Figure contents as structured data

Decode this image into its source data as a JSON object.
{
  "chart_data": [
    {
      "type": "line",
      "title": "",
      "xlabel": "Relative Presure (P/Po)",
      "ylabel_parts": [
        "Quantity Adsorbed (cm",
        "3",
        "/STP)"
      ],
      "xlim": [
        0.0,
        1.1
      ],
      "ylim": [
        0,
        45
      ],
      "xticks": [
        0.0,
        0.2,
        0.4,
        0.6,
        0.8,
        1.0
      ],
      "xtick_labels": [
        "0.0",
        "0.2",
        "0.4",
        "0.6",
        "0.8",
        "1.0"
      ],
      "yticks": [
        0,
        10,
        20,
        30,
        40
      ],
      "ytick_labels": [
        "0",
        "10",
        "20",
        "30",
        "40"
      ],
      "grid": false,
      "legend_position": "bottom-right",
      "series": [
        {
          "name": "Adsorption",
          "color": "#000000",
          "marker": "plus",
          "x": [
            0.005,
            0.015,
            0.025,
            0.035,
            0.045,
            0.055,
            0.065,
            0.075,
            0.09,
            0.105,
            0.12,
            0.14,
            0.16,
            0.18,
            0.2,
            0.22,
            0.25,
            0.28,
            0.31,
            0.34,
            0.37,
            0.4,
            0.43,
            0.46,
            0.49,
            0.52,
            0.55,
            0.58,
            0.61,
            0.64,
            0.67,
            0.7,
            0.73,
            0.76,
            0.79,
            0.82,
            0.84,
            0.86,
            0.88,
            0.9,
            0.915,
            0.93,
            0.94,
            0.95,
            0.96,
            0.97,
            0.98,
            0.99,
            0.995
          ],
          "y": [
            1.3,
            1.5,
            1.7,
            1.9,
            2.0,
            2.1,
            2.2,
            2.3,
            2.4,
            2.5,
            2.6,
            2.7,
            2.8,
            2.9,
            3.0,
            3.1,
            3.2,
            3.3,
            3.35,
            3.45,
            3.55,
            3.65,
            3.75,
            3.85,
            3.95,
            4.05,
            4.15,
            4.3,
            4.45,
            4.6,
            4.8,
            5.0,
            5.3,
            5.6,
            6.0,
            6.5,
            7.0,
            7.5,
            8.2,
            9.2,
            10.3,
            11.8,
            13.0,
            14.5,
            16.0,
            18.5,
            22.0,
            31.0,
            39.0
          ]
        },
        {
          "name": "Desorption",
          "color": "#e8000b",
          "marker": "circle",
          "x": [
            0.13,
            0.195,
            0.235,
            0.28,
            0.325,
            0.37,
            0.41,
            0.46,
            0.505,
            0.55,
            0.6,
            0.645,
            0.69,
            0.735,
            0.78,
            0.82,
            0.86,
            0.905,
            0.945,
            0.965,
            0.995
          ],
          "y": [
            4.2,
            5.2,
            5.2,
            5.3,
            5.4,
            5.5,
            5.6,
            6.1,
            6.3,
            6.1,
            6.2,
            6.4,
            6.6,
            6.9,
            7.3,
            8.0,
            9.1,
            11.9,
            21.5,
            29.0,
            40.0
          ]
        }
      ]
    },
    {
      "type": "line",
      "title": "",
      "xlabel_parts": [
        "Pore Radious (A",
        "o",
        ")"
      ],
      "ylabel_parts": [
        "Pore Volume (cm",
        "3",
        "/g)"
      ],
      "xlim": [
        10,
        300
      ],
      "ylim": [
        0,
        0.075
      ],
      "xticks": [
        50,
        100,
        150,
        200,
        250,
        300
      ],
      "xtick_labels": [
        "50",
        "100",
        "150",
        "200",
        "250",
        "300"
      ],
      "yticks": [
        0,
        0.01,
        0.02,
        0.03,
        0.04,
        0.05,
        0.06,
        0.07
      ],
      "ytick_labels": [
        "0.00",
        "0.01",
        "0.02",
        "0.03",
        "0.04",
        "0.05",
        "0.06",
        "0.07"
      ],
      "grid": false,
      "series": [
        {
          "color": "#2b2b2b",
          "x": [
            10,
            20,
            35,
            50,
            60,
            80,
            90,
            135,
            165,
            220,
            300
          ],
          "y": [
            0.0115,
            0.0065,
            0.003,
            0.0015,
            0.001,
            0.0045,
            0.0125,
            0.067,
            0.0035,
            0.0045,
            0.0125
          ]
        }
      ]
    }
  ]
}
...
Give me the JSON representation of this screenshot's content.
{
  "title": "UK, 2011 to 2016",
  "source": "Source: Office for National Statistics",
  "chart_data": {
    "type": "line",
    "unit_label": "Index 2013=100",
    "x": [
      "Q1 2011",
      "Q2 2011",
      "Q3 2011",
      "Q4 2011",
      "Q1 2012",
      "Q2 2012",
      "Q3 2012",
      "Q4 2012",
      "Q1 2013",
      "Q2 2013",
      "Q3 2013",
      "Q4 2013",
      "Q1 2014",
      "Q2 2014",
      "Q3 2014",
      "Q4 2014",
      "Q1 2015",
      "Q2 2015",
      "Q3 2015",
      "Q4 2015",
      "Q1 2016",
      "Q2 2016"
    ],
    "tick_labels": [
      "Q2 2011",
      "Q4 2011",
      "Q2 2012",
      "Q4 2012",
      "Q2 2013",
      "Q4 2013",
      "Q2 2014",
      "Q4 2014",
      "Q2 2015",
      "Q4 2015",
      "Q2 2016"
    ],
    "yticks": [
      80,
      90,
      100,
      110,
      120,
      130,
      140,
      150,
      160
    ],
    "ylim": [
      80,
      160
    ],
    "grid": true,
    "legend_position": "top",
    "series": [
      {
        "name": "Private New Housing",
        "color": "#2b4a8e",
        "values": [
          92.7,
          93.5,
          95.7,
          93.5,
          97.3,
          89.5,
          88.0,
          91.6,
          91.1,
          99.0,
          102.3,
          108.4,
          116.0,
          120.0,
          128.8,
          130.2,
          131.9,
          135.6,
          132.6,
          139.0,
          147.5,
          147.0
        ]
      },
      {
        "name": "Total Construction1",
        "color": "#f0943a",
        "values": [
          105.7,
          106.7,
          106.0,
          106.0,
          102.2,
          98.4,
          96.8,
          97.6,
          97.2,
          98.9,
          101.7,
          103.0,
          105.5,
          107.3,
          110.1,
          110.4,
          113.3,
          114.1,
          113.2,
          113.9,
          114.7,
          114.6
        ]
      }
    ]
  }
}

**Exercise objective**. Determine how many lines of the records above contain the word "source", and report only that number.

**Answer for the task**. 2